Extract each line of the material that follows exactly and omit its pictures.
-------- DATASET EXTRACT
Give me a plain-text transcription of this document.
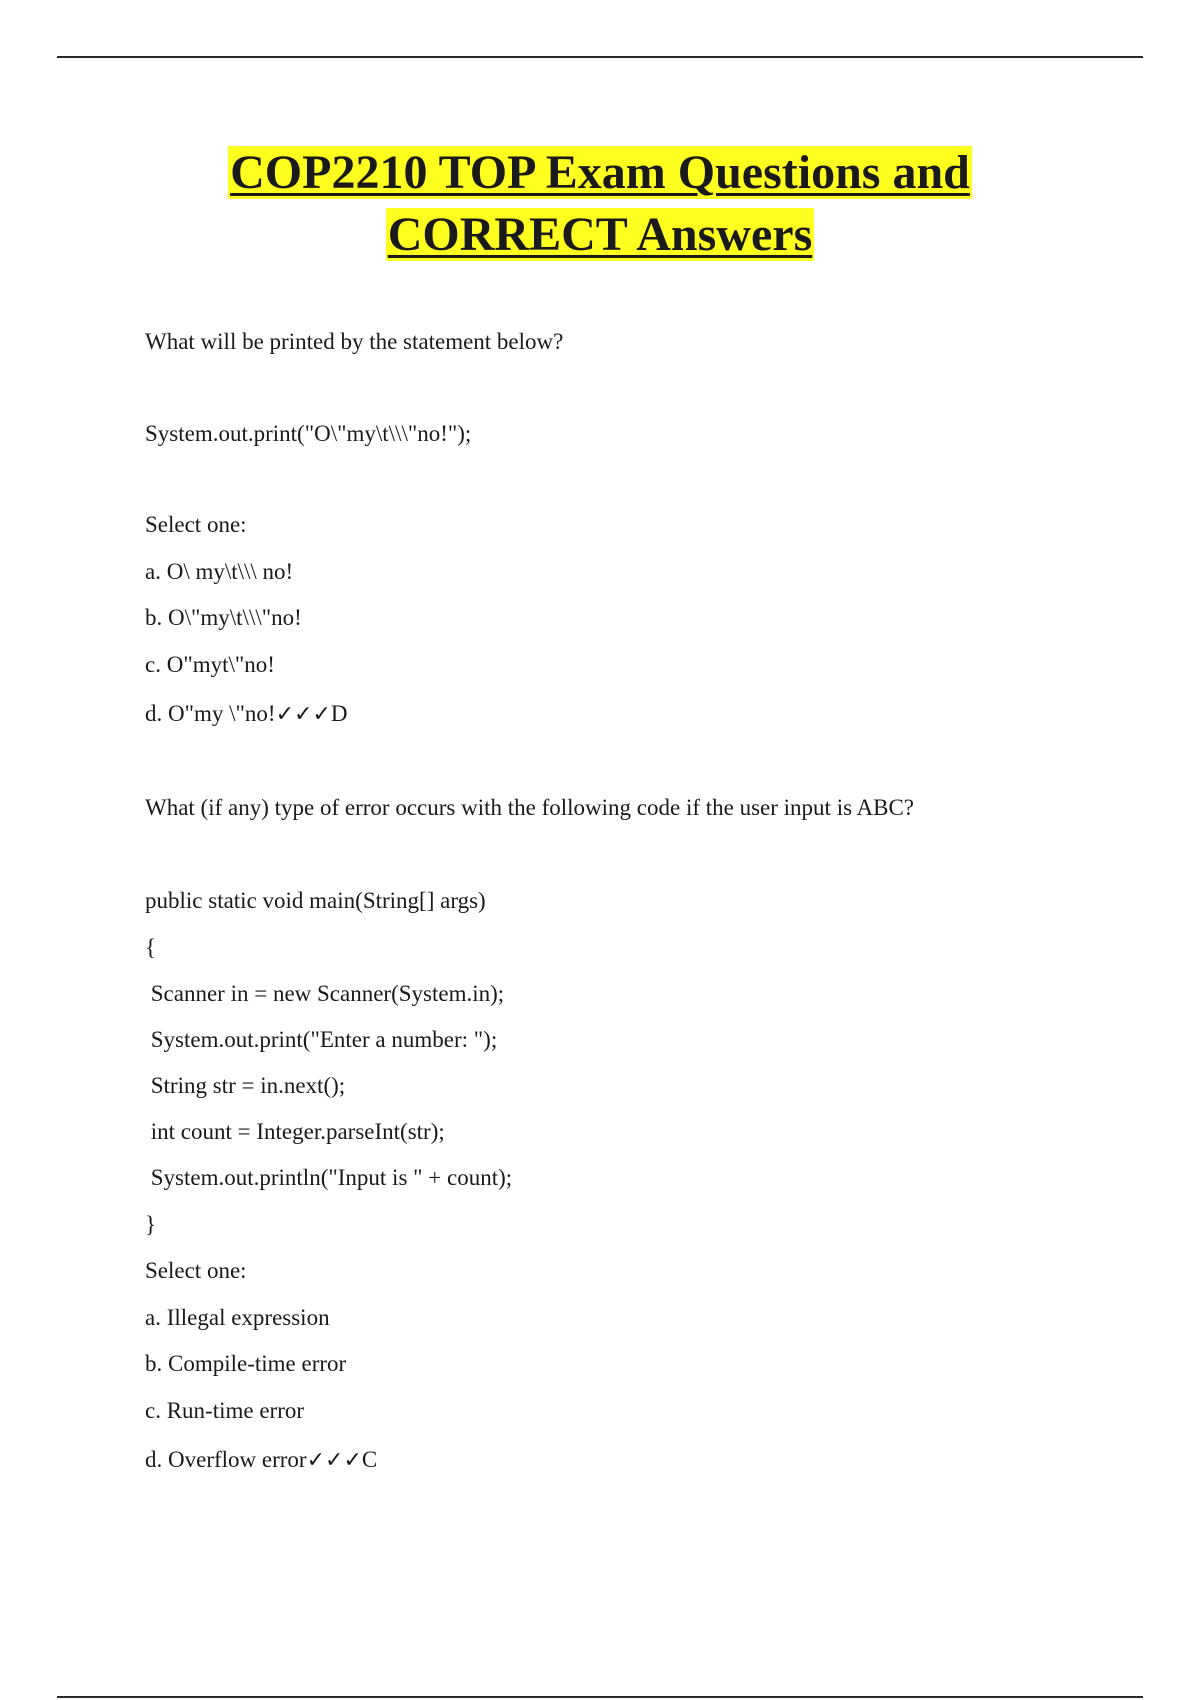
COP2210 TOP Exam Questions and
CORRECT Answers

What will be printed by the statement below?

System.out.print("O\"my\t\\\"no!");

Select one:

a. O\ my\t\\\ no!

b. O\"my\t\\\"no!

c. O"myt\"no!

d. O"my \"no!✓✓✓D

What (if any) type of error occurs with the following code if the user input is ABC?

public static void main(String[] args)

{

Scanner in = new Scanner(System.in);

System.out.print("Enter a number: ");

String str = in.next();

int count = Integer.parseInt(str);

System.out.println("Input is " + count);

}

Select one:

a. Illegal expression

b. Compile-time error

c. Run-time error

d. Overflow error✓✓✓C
----------------
CORRECT RESPONSE:
Give me a plain-text transcription of this document.
COP2210 TOP Exam Questions and
CORRECT Answers

What will be printed by the statement below?

System.out.print("O\"my\t\\\"no!");

Select one:

a. O\ my\t\\\ no!

b. O\"my\t\\\"no!

c. O"myt\"no!

d. O"my \"no!✓✓✓D

What (if any) type of error occurs with the following code if the user input is ABC?

public static void main(String[] args)

{

Scanner in = new Scanner(System.in);

System.out.print("Enter a number: ");

String str = in.next();

int count = Integer.parseInt(str);

System.out.println("Input is " + count);

}

Select one:

a. Illegal expression

b. Compile-time error

c. Run-time error

d. Overflow error✓✓✓C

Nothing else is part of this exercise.